> Excerpt
•••

AGREEMENT
EXHIBIT
10.66
AGREEMENT
CPI
Corp., a Delaware corporation (the "Corporation"), and Xxxx X. Xxxxxxxxx
(“Executive”) enter into this Agreement (this “Agreement”), as of the 30th day
of October, 2006.
WITNESSETH:
WHEREAS,
Executive is currently employed by the Corporation as its Chief Executive
Officer and Corporation wishes to terminate that employment arrangement so
the
Executive can pursue other interests;
WHEREAS,
Corporation and Executive entered into an Employment Agreement dated July 12,
2005 and accepted by Executive on July 13, 2005 (the “Employment
Agreement”);
NOW, THEREFORE, in consideration of the covenants and mutual promises herein
contained, it is agreed as follows:
1. Separation
Date.
Executive hereby resigns his employment and all officer positions with the
Corporation and all of its subsidiaries effective October 10, 2006 (“Separation
Date”).
2. Separation
Payment.
Following the Separation Date, in accordance with the Employment Agreement,
the
Corporation hereby agrees to pay Executive a lump sum payment equal to 12 months
of his current base salary (the “Separation Payment”). This payment will occur
as soon as administratively practicable following the Separation Date, but
no
later than 30 days following the Separation Date. The Corporation shall have
the
right to withhold from the Separation Payment and from any other payments made
to Executive hereunder to the extent required by law or regulation, all federal,
state and local income and other taxes applicable to such payments.
3. Receipt
of Other Compensation.
Executive acknowledges and agrees that, other than as specifically set forth
in
this Agreement, following the Separation Date, Executive is not and will not
be
due any compensation, including, but not limited to, compensation for unpaid
salary (except for amounts unpaid and owing for Executive’s employment with the
Corporation prior to the Separation Date), unpaid bonus, or severance from
the
Corporation under the terms of the Employment Agreement, any plan or policy
of
the Corporation or otherwise. Executive will, however, be entitled to receive
benefits which are vested and accrued prior to the Separation Date pursuant
to
the employee benefit plans of the Corporation in which Executive participates
including any accrued but unused vacation. Participation by the Executive (if
any) in any of the compensation or benefit plans of the Corporation as of and
after the Separation Date shall be subject to and determined in accordance
with
the terms and conditions of such plans. The Corporation shall promptly reimburse
Executive for business expenses incurred in the ordinary course of Executive’s
employment on or before the Separation Date, but not previously reimbursed,
provided the Corporation's policies of documentation and approval are
satisfied.

•••

> Recorded data
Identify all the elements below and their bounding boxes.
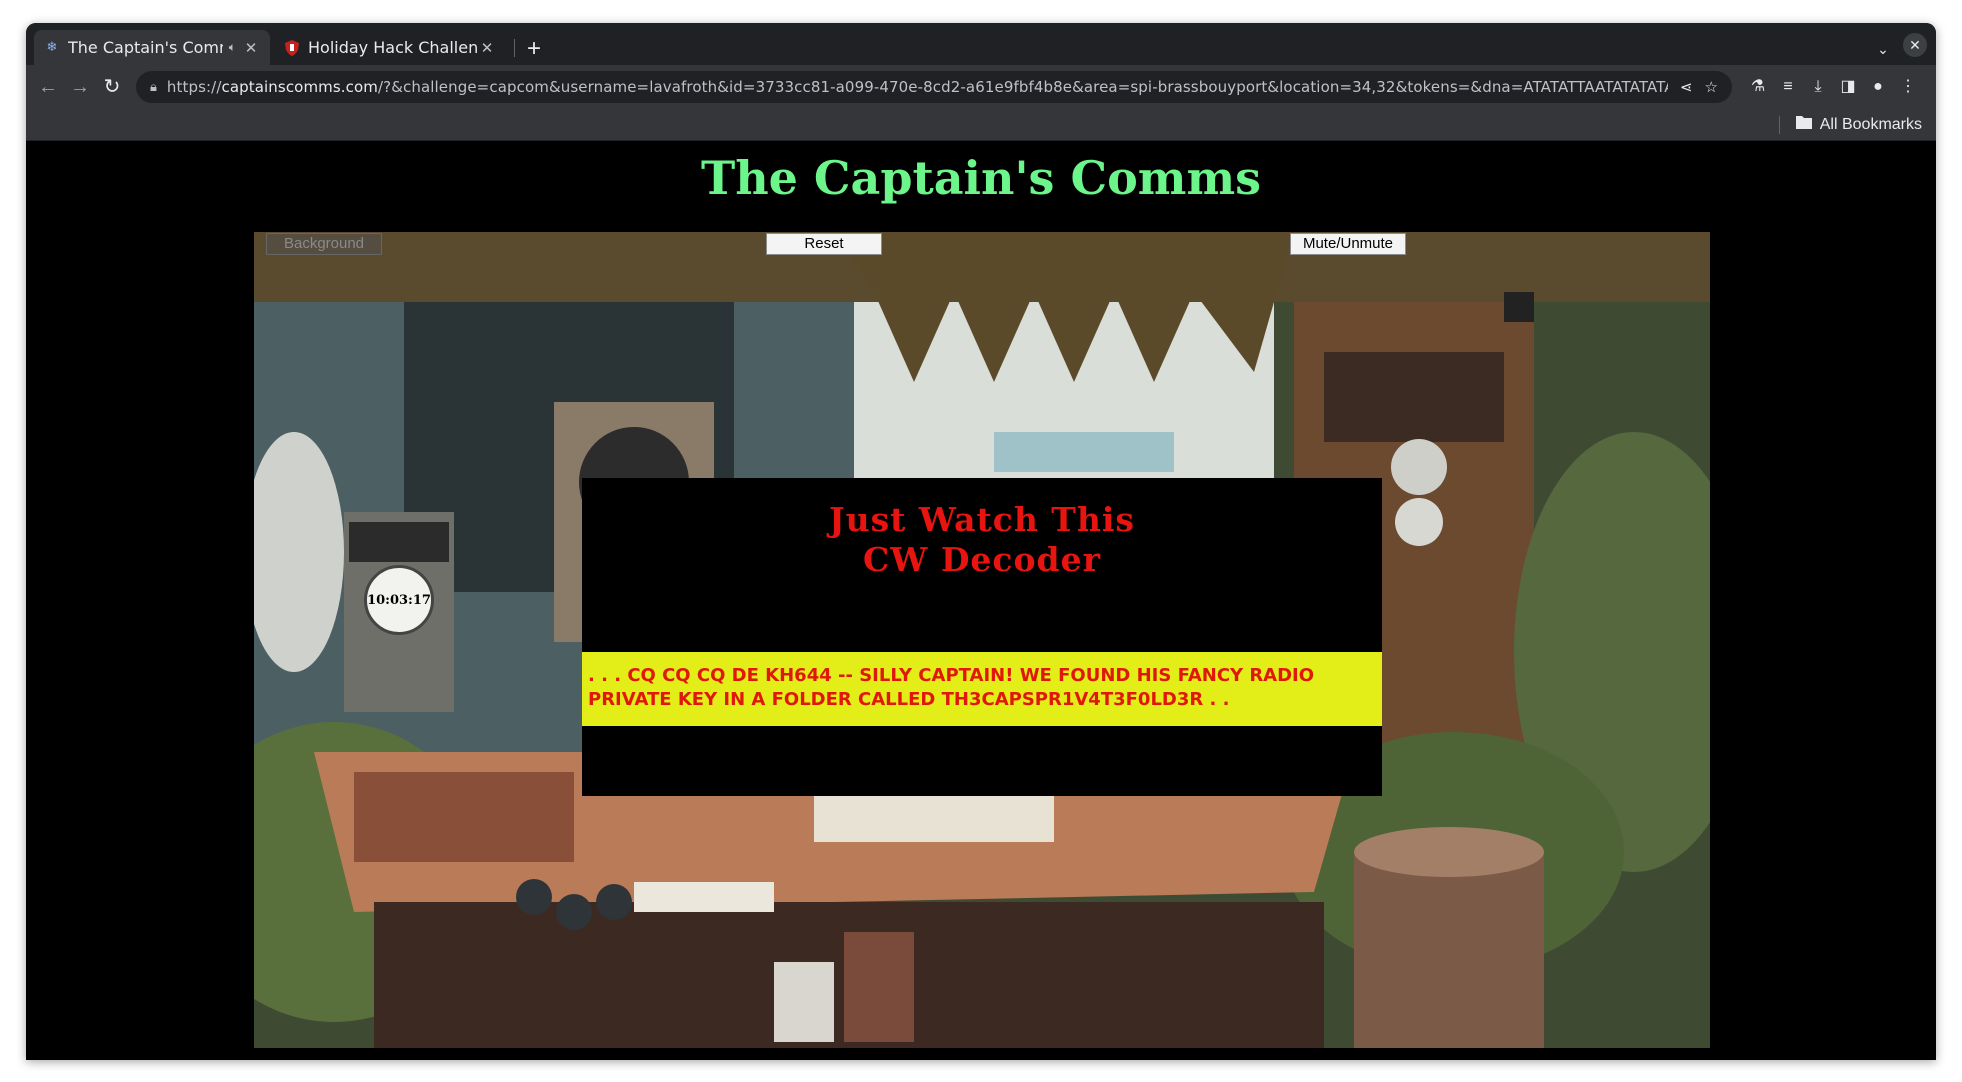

•••

> Actions to take
(A) In the separation agreement, take the part that opens with the words containing "Following the Separation Date, in" and closes with "of Other Compensation.", and write it out again, swapping "lump sum payment" for "single cash payment".
(B) According to the separation agreement, why does the Corporation wish to end its employment arrangement with the Executive?
Work from the separation agreement text alone.

> Replies
(A)
Following the Separation Date, in accordance with the Employment Agreement,
the
Corporation hereby agrees to pay Executive a single cash payment equal to 12 months
of his current base salary (the “Separation Payment”). This payment will occur
as soon as administratively practicable following the Separation Date, but
no
later than 30 days following the Separation Date. The Corporation shall have
the
right to withhold from the Separation Payment and from any other payments made
to Executive hereunder to the extent required by law or regulation, all federal,
state and local income and other taxes applicable to such payments.
3. Receipt
of Other Compensation.

(B) The Corporation wishes to end the arrangement so that the Executive can pursue other interests.